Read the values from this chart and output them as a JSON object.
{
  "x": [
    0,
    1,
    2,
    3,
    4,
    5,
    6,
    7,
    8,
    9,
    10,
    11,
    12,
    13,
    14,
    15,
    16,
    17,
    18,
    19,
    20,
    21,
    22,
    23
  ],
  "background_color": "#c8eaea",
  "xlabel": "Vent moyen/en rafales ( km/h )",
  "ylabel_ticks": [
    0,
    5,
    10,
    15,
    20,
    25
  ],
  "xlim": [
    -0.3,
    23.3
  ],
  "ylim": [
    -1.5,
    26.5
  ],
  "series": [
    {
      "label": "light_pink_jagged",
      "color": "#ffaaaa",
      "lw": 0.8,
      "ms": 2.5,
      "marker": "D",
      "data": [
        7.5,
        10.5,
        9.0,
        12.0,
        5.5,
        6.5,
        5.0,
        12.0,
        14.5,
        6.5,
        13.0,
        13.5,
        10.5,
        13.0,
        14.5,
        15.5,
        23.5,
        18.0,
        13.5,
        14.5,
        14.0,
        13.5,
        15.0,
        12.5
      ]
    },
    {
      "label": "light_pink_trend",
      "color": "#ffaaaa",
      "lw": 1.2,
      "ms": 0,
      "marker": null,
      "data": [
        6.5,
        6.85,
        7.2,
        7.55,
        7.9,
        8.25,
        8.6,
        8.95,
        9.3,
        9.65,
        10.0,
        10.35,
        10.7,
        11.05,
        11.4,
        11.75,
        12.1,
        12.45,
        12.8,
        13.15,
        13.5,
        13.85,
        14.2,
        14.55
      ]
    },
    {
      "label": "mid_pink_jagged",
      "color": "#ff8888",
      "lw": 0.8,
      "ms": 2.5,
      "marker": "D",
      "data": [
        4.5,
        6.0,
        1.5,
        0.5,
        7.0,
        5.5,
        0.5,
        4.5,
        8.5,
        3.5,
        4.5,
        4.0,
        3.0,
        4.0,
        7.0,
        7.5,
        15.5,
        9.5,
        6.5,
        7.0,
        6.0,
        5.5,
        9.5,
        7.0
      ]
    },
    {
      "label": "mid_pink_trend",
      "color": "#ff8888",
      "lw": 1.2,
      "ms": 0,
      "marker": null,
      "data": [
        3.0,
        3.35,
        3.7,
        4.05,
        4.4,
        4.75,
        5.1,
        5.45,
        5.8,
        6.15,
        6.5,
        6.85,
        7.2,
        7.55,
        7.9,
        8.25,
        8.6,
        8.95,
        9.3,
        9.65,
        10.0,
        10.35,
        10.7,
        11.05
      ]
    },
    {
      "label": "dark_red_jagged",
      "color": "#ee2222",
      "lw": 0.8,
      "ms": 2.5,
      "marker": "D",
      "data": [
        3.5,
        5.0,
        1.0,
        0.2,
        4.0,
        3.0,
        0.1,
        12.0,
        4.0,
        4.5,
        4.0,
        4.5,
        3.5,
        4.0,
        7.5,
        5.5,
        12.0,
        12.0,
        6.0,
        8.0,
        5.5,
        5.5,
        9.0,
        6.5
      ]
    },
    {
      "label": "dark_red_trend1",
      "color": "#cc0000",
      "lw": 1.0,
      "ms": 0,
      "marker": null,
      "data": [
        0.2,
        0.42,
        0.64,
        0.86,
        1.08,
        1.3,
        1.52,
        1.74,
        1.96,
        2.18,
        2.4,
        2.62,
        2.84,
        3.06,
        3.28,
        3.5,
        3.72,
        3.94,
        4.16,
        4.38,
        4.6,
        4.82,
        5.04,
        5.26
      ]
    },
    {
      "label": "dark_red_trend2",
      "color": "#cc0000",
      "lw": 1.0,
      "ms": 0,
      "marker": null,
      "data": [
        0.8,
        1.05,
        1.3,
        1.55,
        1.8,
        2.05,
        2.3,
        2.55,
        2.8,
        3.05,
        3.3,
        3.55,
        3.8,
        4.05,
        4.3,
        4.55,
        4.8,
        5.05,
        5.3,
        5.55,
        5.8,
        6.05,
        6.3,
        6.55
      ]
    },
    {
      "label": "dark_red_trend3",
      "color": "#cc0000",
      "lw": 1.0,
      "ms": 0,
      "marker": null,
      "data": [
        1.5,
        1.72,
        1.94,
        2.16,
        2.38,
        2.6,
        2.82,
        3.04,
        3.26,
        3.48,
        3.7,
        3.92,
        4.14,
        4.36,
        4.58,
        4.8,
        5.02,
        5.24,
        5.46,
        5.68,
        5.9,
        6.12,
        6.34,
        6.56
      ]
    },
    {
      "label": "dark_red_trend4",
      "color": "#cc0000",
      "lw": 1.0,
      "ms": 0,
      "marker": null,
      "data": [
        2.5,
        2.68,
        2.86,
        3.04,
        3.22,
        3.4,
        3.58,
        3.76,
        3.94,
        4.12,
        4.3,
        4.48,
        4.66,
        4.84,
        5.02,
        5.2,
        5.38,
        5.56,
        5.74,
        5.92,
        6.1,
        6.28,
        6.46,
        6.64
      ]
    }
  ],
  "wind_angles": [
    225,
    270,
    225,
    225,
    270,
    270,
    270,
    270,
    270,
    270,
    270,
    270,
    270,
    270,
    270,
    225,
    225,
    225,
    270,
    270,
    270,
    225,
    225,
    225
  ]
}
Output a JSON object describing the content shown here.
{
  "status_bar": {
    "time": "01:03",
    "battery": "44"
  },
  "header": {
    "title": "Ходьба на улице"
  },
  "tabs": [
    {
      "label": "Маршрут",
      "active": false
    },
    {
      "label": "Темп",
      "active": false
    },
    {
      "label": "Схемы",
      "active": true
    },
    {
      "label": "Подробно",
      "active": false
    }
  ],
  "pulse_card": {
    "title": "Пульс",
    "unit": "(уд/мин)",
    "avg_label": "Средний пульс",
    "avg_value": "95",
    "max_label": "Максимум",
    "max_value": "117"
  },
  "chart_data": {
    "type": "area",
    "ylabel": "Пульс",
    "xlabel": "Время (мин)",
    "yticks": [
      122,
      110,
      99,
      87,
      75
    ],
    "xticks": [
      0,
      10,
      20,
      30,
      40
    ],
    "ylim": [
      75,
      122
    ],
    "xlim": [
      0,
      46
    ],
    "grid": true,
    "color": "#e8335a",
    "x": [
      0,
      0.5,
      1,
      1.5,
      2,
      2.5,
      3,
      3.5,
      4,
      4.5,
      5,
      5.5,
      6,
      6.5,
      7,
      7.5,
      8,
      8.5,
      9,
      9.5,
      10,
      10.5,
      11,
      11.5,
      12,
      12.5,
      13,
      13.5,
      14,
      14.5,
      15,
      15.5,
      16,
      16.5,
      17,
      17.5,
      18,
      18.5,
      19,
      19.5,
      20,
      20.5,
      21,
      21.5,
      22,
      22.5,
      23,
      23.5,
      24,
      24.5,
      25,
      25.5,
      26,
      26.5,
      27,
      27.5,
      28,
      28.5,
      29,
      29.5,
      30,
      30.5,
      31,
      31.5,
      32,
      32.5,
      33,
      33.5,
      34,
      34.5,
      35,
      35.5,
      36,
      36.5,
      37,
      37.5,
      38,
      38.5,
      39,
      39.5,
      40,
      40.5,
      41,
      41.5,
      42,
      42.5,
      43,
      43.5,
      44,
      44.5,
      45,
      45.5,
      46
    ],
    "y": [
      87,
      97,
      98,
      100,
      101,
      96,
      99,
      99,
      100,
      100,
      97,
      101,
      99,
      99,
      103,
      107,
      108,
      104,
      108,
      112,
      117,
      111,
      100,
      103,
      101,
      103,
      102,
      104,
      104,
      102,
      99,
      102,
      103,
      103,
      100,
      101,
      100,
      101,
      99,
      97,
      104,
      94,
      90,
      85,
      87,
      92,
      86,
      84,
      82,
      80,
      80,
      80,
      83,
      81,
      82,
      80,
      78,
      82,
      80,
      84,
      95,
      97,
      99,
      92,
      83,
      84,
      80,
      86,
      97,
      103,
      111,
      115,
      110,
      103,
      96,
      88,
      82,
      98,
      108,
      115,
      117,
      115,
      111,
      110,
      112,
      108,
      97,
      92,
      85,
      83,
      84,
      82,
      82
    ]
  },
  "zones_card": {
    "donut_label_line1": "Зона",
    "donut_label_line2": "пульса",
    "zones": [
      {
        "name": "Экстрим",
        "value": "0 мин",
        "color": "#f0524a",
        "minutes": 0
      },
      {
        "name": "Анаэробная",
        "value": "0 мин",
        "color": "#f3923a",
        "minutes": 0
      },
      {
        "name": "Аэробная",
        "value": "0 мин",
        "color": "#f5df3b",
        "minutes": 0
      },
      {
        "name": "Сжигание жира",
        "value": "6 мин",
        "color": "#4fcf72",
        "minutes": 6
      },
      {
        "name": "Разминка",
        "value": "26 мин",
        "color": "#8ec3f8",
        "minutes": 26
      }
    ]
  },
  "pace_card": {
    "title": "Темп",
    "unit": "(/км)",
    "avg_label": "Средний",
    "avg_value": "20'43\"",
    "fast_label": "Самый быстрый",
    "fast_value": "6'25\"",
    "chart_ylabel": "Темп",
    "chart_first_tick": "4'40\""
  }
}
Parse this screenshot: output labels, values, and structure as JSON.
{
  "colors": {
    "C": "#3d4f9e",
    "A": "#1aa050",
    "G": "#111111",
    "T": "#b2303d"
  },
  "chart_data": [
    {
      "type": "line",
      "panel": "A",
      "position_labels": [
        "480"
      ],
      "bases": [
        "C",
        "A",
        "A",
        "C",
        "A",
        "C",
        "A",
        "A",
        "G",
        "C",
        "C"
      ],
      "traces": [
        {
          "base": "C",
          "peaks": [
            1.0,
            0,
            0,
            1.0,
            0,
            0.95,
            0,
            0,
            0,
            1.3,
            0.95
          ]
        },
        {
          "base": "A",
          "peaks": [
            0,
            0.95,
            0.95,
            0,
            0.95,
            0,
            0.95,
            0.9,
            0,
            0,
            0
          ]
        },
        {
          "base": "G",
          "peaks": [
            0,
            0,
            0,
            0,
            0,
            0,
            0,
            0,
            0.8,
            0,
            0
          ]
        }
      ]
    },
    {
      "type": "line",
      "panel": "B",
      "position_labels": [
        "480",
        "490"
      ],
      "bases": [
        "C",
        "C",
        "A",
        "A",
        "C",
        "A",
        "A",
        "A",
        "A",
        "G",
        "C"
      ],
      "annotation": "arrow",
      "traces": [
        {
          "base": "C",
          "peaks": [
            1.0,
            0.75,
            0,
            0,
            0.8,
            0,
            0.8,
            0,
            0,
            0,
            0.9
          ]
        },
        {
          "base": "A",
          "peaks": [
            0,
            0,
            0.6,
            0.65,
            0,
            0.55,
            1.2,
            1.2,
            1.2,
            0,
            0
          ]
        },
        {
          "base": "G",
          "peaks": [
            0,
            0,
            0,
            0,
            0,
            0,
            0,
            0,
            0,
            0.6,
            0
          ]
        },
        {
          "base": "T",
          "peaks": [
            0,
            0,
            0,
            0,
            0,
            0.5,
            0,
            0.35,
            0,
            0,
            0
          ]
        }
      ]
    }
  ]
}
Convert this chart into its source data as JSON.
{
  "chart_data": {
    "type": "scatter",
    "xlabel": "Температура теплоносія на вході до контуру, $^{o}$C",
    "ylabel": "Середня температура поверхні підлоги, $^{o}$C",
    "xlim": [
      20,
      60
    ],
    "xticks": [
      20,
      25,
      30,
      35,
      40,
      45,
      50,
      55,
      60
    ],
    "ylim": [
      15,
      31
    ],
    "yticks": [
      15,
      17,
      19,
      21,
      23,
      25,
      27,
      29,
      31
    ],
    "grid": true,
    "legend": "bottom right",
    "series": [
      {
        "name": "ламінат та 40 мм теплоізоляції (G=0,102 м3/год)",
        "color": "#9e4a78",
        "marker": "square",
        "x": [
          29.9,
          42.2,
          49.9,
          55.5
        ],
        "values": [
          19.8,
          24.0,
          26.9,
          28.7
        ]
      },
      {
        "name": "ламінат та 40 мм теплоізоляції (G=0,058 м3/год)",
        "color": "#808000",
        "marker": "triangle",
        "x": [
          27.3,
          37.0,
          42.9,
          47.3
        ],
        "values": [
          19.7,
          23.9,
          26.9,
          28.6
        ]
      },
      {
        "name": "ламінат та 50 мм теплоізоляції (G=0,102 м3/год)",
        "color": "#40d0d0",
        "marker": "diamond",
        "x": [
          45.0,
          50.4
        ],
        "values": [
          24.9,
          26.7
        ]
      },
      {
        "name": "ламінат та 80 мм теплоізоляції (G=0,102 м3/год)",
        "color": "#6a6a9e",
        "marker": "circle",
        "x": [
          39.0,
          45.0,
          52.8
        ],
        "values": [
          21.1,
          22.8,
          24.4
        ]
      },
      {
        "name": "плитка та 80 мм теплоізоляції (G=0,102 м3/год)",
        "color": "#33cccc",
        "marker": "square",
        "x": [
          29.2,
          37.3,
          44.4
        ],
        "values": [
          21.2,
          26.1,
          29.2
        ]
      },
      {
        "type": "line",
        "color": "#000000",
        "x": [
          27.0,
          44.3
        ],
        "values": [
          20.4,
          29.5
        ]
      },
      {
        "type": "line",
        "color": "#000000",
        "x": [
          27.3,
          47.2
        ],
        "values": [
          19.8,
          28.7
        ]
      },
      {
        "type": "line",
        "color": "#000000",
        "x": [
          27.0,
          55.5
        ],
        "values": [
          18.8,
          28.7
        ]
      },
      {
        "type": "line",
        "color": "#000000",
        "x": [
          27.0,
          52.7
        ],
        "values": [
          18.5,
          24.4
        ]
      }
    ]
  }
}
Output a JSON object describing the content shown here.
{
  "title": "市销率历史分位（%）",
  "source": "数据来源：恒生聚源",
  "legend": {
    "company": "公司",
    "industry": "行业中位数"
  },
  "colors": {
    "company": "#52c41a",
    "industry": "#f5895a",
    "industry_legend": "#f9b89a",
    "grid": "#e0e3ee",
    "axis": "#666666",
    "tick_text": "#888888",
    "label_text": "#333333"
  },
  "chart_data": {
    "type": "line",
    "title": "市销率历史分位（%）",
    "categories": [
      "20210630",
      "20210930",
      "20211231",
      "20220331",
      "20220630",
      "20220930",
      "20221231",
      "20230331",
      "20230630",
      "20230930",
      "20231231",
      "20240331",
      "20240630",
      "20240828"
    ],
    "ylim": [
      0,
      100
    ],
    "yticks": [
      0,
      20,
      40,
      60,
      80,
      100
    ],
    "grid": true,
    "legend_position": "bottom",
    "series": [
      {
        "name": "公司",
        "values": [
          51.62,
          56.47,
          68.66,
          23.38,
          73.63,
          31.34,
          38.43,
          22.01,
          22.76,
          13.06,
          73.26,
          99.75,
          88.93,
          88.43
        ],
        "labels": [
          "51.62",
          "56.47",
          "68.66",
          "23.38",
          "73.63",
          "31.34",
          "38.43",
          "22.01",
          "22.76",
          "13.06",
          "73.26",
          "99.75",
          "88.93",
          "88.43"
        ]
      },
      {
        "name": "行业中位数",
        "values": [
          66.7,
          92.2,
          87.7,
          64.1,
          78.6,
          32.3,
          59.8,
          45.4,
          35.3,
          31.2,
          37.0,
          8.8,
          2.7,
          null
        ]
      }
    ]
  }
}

YOUR OBJECTIVE:
Report all lines of the material that contain the word "this".

EXERCISE OUTPUT:
Read the values from this chart and output them as a JSON object.
Parse this screenshot: output labels, values, and structure as JSON.
Convert this chart into its source data as JSON.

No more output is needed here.